> _WORK TO BE COMPLETED_:
How many of the lines below include "Immobilien"? Give the number and no other words.

[Stored data]

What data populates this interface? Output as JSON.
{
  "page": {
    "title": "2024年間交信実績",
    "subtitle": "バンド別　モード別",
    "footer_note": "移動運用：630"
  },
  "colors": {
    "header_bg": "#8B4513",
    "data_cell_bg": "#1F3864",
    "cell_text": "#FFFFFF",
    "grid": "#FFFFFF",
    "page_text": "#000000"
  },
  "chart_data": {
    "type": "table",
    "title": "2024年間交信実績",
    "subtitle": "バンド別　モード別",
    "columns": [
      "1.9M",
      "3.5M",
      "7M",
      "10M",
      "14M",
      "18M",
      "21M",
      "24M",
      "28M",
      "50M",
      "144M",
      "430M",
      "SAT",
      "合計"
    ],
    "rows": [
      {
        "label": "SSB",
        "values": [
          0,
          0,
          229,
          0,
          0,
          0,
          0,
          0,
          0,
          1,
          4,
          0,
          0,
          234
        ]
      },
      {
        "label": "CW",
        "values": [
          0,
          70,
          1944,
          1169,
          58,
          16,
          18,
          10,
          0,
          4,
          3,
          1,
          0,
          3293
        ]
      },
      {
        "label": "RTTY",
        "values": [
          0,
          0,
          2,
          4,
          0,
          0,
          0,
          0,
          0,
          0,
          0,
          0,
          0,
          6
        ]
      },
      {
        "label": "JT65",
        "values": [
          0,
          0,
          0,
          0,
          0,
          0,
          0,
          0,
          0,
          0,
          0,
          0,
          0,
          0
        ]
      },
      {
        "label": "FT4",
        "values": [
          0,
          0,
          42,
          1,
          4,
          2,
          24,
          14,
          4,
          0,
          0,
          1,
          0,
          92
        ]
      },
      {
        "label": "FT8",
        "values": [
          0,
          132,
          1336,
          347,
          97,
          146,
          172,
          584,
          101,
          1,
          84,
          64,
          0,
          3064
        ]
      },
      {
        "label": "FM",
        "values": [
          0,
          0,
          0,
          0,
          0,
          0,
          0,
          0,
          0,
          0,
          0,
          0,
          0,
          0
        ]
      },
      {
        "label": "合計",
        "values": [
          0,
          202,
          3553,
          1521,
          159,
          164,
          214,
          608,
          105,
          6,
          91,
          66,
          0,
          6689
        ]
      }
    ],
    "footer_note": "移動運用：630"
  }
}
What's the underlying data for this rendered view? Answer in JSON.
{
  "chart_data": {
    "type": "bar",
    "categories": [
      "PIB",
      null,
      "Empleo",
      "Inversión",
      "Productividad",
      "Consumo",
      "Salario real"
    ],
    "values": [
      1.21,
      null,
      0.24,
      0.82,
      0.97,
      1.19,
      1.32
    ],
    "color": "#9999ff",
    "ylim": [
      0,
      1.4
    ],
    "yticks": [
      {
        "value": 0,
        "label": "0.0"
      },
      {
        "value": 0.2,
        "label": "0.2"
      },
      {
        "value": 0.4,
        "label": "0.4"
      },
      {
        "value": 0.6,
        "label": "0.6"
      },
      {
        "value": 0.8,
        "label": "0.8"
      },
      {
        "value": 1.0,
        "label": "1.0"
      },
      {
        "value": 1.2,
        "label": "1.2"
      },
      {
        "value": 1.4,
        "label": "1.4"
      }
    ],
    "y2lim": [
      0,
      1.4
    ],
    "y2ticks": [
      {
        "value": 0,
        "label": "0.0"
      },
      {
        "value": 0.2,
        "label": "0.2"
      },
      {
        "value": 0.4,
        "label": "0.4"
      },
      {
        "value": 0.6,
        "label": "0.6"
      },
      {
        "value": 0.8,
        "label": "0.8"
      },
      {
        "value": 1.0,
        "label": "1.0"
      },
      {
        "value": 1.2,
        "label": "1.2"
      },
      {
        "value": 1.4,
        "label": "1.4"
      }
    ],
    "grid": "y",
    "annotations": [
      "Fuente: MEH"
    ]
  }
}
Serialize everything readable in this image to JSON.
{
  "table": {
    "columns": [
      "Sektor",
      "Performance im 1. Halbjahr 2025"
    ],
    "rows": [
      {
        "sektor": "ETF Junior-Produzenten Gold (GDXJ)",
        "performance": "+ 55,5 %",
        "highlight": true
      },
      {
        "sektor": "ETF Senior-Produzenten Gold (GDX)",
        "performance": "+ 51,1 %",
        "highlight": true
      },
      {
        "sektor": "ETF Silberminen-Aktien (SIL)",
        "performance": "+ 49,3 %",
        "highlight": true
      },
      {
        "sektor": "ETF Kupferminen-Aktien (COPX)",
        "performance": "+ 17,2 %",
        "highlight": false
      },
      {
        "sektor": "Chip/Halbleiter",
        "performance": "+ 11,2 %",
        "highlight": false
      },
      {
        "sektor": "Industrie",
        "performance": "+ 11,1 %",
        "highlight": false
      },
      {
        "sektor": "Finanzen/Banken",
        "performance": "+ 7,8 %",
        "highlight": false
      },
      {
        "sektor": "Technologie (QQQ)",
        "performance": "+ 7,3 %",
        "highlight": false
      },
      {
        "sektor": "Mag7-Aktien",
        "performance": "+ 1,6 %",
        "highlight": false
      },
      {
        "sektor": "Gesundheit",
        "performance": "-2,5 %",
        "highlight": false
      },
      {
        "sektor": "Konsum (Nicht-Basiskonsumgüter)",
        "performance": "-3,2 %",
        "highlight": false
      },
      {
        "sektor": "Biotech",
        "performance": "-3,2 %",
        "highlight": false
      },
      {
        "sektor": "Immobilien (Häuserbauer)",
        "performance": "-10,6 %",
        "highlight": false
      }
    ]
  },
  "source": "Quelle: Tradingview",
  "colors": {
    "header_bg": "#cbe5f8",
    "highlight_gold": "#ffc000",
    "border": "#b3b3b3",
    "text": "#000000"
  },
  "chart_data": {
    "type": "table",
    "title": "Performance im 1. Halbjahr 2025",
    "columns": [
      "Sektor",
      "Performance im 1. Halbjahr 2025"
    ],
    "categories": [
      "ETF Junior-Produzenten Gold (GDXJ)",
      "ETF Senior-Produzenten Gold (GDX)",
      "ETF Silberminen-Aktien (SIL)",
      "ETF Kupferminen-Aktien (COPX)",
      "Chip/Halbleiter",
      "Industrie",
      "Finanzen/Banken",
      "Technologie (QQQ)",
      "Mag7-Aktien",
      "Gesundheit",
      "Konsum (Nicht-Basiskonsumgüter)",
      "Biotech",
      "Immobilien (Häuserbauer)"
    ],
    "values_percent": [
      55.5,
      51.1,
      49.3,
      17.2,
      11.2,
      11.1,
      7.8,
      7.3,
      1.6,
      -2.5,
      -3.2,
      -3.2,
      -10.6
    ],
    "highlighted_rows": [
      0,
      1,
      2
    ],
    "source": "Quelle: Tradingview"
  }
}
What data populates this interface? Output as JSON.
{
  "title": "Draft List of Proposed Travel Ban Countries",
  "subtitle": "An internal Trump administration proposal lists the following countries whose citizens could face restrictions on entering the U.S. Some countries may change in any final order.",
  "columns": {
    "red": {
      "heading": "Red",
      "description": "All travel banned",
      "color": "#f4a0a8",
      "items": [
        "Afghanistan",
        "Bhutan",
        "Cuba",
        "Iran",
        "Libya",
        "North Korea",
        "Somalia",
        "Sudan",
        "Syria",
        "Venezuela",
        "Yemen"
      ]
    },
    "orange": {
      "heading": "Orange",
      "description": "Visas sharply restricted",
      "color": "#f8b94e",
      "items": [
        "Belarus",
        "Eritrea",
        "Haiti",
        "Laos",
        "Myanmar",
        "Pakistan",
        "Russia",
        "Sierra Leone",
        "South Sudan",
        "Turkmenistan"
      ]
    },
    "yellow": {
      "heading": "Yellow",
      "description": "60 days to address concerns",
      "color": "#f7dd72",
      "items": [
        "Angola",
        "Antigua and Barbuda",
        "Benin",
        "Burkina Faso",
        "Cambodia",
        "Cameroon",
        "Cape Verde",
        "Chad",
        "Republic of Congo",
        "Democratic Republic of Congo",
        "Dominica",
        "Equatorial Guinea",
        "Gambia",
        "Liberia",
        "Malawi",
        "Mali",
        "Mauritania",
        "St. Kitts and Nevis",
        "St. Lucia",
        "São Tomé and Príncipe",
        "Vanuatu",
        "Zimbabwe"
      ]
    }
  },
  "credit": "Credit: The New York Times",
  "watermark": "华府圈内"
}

> _OUTPUT OF THE TASK_:
2